Exercise task:
Work through the listing below and count the lines that hold "Displays". Answer with the number alone.

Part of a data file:
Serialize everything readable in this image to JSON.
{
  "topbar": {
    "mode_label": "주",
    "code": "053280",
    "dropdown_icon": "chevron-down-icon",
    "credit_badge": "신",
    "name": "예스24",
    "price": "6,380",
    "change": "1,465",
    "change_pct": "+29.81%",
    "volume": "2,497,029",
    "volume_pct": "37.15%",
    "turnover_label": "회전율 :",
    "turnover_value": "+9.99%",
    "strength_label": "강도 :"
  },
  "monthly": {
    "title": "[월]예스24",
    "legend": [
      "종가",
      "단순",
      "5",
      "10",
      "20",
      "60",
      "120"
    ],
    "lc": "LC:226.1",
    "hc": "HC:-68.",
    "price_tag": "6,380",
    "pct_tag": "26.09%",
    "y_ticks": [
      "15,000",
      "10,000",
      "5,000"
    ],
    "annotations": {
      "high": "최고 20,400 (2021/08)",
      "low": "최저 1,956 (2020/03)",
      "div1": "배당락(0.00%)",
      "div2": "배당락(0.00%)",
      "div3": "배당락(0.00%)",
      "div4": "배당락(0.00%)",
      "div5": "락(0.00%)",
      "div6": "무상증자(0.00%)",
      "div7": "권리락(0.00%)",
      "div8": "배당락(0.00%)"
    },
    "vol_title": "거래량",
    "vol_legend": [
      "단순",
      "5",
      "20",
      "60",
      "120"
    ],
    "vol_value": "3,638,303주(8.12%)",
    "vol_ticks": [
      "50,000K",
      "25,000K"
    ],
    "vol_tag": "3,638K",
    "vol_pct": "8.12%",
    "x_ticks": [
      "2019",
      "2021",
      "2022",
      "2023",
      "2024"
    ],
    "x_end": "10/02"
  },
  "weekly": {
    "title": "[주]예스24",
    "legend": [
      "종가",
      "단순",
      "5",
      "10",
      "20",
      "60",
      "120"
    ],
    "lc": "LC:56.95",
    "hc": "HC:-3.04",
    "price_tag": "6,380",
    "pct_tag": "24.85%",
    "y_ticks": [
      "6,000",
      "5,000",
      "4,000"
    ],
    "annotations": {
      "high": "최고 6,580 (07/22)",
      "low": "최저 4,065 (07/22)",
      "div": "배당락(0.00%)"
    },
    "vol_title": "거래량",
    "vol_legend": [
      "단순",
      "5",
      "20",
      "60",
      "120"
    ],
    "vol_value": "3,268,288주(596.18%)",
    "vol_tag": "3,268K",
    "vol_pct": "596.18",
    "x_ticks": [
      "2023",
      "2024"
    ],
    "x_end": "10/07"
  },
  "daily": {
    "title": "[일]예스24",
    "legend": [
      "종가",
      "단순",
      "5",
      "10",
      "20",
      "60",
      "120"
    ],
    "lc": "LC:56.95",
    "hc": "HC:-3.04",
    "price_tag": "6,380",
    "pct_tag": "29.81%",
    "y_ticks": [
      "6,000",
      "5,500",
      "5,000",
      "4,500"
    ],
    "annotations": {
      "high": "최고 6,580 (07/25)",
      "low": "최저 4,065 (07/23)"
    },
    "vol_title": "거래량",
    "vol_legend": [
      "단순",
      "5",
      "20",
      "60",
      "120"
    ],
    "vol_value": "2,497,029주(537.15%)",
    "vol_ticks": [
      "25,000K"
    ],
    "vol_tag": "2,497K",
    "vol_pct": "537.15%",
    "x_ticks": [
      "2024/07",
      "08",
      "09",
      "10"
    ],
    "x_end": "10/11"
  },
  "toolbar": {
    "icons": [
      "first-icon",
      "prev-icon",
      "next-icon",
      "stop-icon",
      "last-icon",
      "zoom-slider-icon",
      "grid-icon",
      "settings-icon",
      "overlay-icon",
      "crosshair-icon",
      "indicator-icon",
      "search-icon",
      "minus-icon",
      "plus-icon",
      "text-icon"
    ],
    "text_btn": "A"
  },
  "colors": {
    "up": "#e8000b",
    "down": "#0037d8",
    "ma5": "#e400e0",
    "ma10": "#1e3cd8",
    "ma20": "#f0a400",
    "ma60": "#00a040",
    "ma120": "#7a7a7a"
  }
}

...

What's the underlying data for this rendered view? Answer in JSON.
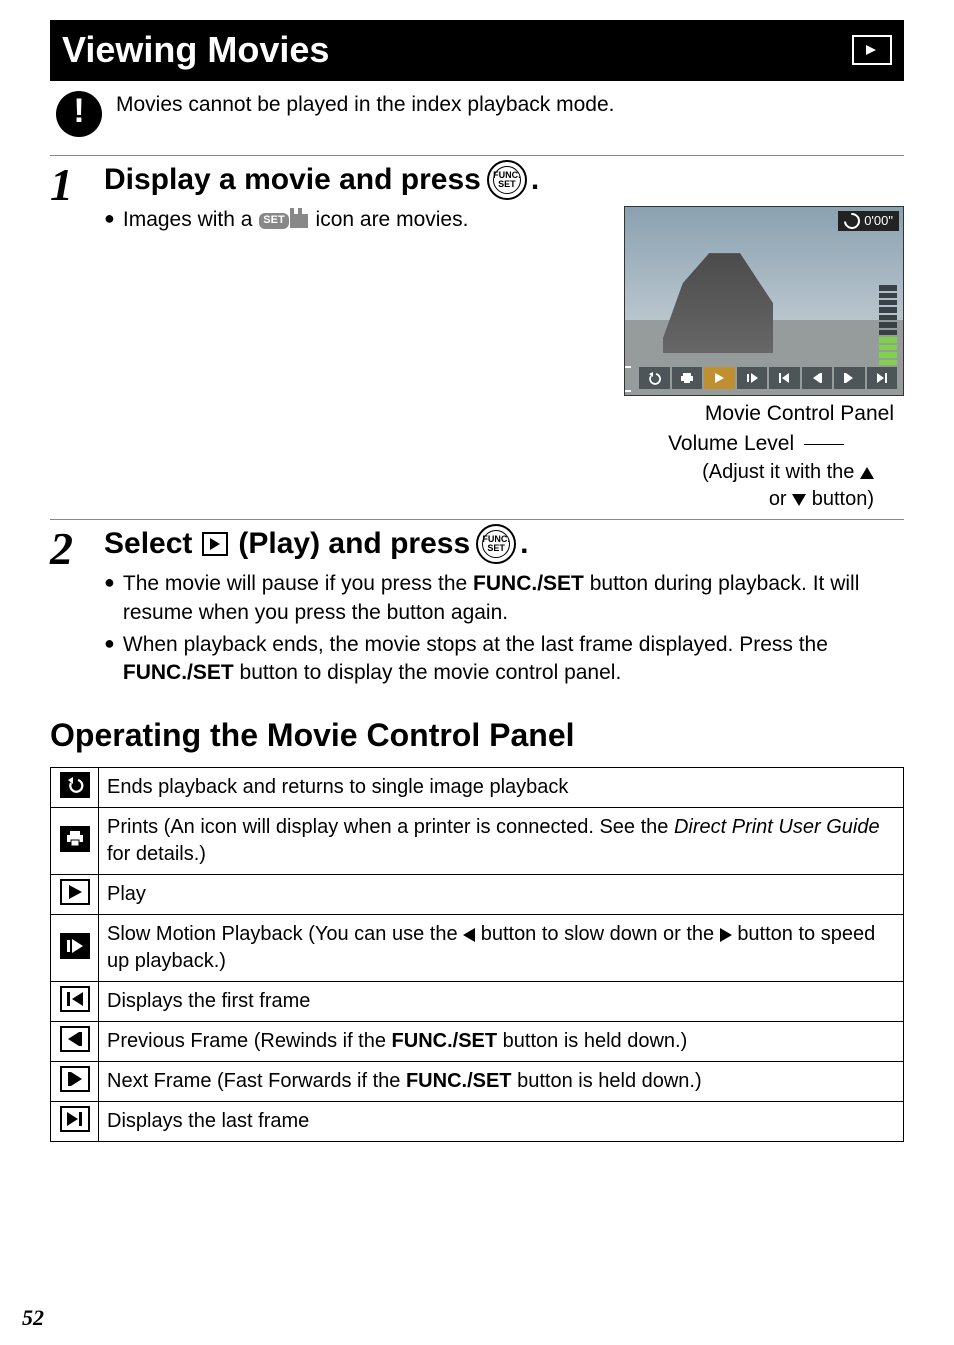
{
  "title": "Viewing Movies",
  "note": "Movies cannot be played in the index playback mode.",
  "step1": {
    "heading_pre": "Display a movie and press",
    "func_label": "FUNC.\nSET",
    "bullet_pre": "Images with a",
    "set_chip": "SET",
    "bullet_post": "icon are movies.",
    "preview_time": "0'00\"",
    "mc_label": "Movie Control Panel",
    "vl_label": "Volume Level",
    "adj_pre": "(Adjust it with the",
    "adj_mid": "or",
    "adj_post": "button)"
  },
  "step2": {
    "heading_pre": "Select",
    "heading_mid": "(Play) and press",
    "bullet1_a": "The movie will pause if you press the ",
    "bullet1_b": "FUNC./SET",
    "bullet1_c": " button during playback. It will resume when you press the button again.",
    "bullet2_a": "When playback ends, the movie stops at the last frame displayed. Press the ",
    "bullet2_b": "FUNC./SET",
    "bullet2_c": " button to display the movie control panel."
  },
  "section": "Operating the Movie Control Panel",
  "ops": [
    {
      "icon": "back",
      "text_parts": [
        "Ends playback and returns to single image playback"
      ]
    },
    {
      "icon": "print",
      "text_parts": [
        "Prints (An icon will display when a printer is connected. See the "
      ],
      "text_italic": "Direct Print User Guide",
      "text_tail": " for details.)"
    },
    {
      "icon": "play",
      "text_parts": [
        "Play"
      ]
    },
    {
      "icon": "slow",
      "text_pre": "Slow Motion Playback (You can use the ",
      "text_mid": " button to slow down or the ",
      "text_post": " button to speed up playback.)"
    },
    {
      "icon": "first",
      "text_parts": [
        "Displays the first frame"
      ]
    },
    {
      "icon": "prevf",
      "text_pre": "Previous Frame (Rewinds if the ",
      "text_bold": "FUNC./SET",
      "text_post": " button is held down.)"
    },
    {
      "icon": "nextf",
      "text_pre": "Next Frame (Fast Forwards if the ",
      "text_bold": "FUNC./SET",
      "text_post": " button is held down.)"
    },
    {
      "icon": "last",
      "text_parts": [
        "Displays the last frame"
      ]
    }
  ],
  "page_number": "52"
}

Exercise output:
2